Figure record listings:
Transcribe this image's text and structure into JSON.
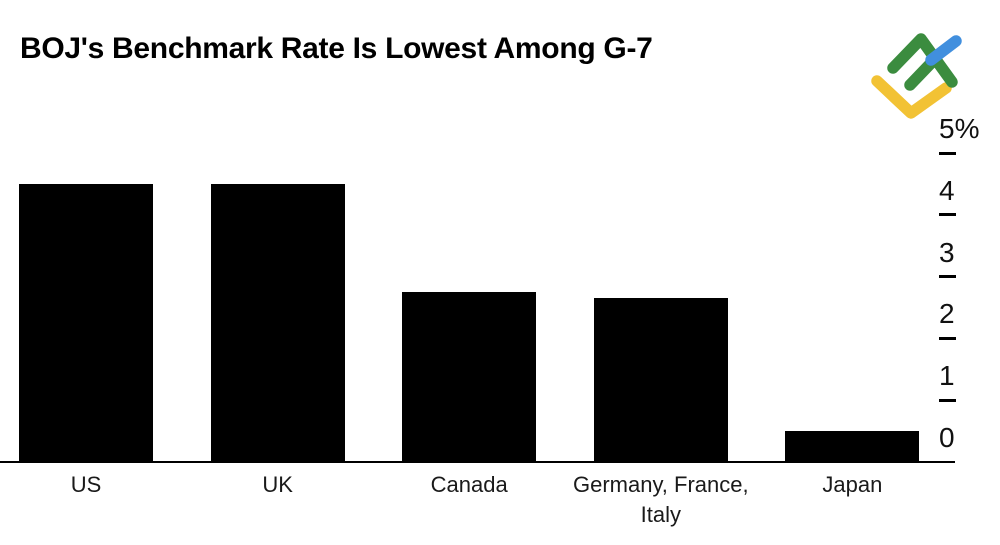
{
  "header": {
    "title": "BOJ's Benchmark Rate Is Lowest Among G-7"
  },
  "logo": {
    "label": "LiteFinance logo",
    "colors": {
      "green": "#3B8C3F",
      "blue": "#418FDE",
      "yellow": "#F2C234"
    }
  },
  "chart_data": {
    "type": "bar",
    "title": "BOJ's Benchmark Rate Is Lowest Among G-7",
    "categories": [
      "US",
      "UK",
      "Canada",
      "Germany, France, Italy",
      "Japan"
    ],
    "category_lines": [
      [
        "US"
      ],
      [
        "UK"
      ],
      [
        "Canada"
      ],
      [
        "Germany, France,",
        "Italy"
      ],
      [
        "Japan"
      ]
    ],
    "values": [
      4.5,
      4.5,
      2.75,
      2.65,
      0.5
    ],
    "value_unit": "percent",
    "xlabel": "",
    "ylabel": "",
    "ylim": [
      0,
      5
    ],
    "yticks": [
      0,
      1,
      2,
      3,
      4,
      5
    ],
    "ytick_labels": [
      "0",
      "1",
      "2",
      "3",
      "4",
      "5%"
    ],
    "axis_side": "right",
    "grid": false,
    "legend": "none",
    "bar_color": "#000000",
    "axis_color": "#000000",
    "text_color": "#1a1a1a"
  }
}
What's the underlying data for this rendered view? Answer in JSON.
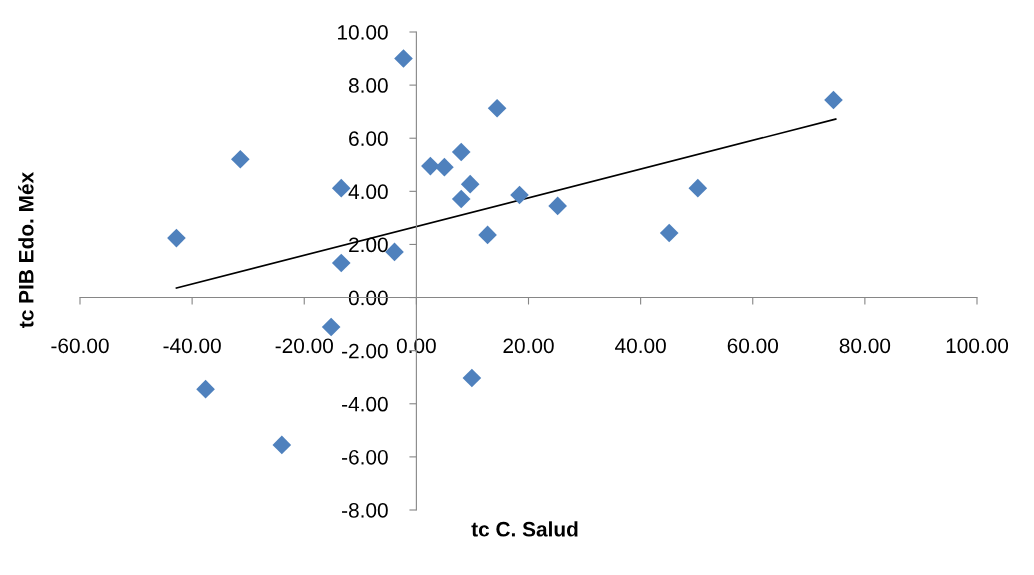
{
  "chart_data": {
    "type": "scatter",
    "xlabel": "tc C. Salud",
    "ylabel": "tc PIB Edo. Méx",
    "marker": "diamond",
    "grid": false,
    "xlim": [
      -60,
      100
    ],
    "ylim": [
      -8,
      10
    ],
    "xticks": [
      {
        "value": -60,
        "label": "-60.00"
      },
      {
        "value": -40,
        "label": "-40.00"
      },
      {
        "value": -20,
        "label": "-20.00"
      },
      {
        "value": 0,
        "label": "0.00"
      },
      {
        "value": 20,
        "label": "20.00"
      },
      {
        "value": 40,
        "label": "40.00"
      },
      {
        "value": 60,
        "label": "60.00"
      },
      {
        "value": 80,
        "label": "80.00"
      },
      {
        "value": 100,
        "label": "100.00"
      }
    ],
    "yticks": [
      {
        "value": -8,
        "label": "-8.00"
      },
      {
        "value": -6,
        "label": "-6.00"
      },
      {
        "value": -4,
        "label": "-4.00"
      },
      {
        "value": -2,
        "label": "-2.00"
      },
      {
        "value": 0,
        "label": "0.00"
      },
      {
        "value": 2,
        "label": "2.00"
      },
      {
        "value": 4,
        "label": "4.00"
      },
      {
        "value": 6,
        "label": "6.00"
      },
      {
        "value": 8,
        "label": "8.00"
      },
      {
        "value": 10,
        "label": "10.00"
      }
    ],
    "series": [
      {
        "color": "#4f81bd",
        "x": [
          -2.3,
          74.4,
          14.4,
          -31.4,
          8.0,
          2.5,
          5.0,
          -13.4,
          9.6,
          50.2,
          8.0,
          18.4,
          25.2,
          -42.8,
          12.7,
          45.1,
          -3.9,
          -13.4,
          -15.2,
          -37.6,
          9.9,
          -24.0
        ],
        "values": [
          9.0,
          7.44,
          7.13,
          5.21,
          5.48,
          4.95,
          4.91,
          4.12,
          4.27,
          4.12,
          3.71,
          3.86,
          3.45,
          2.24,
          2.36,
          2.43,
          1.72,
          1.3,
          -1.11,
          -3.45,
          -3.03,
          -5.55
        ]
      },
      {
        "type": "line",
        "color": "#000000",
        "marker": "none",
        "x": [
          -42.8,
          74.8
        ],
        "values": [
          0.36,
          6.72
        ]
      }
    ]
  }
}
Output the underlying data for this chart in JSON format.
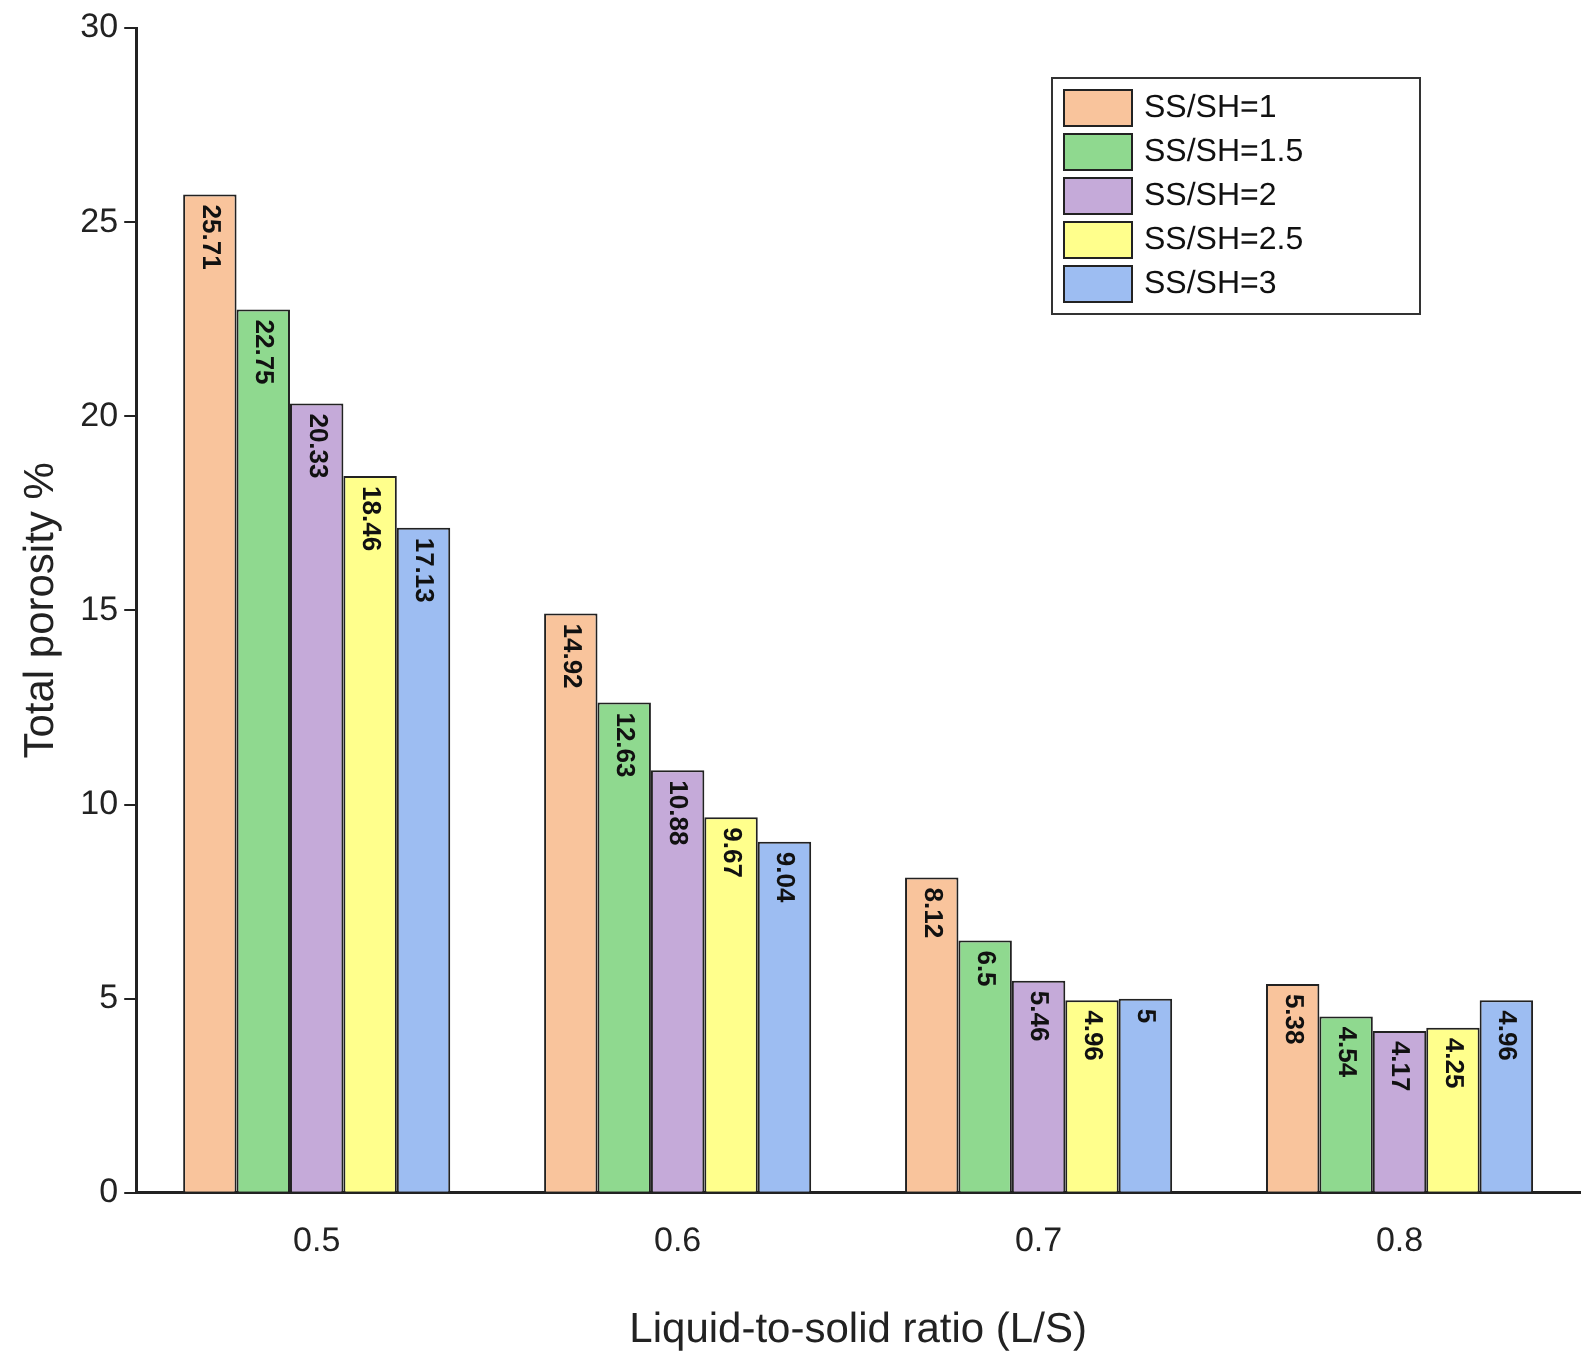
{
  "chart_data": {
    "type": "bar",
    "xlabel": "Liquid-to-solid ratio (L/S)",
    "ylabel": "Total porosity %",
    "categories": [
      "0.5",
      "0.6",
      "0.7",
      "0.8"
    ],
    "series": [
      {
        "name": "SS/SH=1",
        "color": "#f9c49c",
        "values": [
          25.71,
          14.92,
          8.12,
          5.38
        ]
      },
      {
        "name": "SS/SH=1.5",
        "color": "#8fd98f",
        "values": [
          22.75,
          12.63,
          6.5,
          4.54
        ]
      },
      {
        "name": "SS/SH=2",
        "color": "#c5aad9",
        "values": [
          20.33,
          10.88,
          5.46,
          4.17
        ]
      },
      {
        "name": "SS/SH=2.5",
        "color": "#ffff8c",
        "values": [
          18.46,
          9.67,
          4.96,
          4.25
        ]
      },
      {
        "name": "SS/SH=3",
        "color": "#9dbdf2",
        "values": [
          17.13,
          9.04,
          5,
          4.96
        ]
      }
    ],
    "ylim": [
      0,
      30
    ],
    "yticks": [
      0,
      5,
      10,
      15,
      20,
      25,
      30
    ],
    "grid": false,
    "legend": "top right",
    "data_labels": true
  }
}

Written problem:
Only a number is wanted: how many lines contain the word "this"?

Response:
3